In the listing below, find the line containing "Read this page and output its text content.". Write out that line and every line after it to the end, exactly and only those.

### Listing

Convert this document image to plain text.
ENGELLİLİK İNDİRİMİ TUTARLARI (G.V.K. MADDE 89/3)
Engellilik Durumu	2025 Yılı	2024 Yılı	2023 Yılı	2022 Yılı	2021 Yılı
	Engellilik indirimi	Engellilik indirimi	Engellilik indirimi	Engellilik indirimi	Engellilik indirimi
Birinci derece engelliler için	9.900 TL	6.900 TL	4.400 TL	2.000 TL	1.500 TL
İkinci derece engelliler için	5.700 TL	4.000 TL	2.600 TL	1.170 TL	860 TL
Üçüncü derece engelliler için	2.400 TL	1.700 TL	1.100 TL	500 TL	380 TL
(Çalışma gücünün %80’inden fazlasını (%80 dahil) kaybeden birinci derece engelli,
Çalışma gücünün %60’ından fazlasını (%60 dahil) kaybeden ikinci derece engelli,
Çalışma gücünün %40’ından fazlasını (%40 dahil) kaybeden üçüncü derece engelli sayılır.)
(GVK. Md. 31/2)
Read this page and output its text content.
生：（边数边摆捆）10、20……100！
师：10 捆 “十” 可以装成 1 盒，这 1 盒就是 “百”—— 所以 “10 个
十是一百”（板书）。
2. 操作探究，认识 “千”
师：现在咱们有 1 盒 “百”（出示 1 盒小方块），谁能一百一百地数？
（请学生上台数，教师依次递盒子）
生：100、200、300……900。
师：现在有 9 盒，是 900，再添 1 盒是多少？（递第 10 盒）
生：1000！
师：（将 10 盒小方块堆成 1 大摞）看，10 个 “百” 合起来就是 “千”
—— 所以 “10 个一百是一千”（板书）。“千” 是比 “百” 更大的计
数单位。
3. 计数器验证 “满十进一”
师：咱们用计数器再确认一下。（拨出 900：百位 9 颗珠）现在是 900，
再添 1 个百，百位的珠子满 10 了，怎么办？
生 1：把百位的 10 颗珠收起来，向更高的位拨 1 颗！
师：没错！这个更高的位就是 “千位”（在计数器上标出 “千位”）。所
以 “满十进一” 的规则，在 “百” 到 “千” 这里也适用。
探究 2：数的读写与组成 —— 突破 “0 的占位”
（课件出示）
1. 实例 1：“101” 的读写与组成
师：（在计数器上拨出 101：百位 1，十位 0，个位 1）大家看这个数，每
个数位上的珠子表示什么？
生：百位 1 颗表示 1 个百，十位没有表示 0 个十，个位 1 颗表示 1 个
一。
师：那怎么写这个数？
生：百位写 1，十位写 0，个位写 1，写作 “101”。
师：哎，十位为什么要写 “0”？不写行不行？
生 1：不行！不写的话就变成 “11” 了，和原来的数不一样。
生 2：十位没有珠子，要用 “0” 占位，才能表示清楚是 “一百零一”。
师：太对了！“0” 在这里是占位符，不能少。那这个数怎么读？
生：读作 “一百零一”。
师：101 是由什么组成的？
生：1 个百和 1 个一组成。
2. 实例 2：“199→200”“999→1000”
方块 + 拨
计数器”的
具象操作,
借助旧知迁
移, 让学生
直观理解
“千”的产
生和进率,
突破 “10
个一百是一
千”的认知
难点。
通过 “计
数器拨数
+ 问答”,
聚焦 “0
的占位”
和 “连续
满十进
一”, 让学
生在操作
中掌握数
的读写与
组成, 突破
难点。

######

[Result]
Read this page and output its text content.
生：（边数边摆捆）10、20……100！
师：10 捆 “十” 可以装成 1 盒，这 1 盒就是 “百”—— 所以 “10 个
十是一百”（板书）。
2. 操作探究，认识 “千”
师：现在咱们有 1 盒 “百”（出示 1 盒小方块），谁能一百一百地数？
（请学生上台数，教师依次递盒子）
生：100、200、300……900。
师：现在有 9 盒，是 900，再添 1 盒是多少？（递第 10 盒）
生：1000！
师：（将 10 盒小方块堆成 1 大摞）看，10 个 “百” 合起来就是 “千”
—— 所以 “10 个一百是一千”（板书）。“千” 是比 “百” 更大的计
数单位。
3. 计数器验证 “满十进一”
师：咱们用计数器再确认一下。（拨出 900：百位 9 颗珠）现在是 900，
再添 1 个百，百位的珠子满 10 了，怎么办？
生 1：把百位的 10 颗珠收起来，向更高的位拨 1 颗！
师：没错！这个更高的位就是 “千位”（在计数器上标出 “千位”）。所
以 “满十进一” 的规则，在 “百” 到 “千” 这里也适用。
探究 2：数的读写与组成 —— 突破 “0 的占位”
（课件出示）
1. 实例 1：“101” 的读写与组成
师：（在计数器上拨出 101：百位 1，十位 0，个位 1）大家看这个数，每
个数位上的珠子表示什么？
生：百位 1 颗表示 1 个百，十位没有表示 0 个十，个位 1 颗表示 1 个
一。
师：那怎么写这个数？
生：百位写 1，十位写 0，个位写 1，写作 “101”。
师：哎，十位为什么要写 “0”？不写行不行？
生 1：不行！不写的话就变成 “11” 了，和原来的数不一样。
生 2：十位没有珠子，要用 “0” 占位，才能表示清楚是 “一百零一”。
师：太对了！“0” 在这里是占位符，不能少。那这个数怎么读？
生：读作 “一百零一”。
师：101 是由什么组成的？
生：1 个百和 1 个一组成。
2. 实例 2：“199→200”“999→1000”
方块 + 拨
计数器”的
具象操作,
借助旧知迁
移, 让学生
直观理解
“千”的产
生和进率,
突破 “10
个一百是一
千”的认知
难点。
通过 “计
数器拨数
+ 问答”,
聚焦 “0
的占位”
和 “连续
满十进
一”, 让学
生在操作
中掌握数
的读写与
组成, 突破
难点。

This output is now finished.